● **Required work**
In the entries that follow, find the word "Contains" and report each line it is on.

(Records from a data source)
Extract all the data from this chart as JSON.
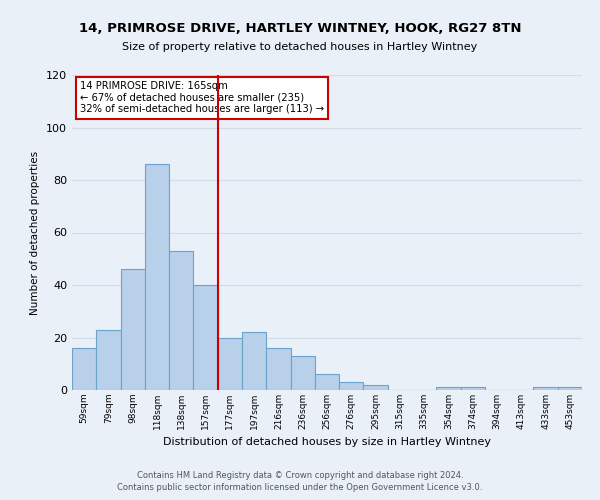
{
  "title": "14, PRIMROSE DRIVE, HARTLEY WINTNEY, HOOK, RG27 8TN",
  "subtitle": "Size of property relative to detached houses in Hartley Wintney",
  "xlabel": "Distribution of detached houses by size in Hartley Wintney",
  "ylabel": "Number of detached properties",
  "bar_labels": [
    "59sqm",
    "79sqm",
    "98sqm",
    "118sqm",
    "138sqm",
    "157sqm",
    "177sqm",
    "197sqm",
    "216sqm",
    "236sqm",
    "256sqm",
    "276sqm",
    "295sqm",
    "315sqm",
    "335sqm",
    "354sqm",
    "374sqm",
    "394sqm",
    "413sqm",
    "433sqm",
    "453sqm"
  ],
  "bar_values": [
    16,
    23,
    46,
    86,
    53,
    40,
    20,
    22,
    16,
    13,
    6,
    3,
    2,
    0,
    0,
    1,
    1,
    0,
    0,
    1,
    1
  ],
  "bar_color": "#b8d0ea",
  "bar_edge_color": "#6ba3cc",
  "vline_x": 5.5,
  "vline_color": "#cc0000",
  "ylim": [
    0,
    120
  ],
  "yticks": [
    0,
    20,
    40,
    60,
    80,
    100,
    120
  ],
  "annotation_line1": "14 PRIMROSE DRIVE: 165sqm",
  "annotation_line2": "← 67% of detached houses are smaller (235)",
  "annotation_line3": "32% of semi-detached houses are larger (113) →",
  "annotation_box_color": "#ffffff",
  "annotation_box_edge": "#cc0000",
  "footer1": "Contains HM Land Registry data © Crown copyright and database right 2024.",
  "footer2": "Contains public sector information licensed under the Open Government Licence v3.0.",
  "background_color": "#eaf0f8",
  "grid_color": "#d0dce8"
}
...
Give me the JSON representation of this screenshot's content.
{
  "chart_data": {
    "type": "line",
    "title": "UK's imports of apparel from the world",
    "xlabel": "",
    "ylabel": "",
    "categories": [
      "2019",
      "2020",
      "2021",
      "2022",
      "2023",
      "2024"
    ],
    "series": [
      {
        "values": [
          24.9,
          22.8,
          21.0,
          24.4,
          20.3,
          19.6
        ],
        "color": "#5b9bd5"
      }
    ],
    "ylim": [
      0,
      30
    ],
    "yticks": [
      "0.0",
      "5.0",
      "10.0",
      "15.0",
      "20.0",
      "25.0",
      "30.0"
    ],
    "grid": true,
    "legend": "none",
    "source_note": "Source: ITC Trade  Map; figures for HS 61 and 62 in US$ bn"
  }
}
--
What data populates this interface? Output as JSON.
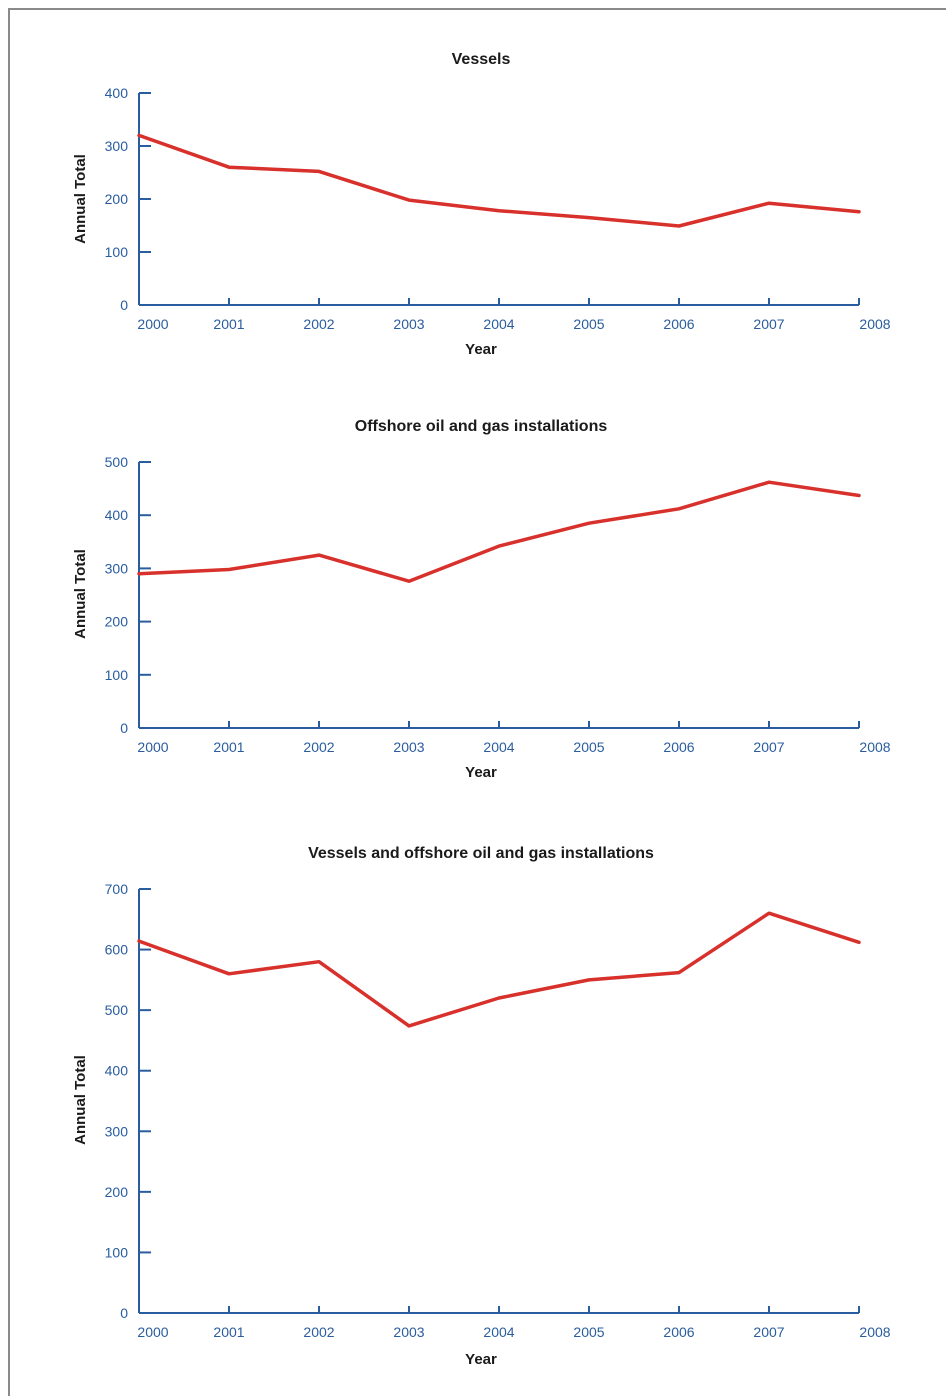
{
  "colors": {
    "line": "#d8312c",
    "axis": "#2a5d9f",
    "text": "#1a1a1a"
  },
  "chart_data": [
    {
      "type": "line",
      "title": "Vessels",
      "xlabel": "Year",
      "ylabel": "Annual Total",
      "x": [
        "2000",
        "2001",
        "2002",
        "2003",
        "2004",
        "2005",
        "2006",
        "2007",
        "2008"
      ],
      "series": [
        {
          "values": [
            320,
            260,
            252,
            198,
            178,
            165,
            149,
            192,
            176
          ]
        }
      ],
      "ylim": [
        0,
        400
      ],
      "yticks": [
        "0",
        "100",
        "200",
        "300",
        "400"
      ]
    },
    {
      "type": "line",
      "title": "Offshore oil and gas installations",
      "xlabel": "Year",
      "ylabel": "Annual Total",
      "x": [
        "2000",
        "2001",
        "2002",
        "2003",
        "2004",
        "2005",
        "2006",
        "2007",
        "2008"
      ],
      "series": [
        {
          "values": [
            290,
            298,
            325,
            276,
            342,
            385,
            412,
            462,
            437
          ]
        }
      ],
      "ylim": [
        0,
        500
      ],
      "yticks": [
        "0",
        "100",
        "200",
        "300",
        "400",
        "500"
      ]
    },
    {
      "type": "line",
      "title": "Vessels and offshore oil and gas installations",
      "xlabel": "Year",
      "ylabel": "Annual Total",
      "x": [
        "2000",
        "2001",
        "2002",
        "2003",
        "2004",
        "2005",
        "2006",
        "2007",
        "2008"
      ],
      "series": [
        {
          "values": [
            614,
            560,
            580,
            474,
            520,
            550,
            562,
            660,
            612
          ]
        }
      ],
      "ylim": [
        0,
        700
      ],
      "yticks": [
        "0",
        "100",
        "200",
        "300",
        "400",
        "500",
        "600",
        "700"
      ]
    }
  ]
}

● **Response to the task**
  "footer1": "Contains HM Land Registry data © Crown copyright and database right 2024.",
  "footer2": "Contains public sector information licensed under the Open Government Licence v3.0.",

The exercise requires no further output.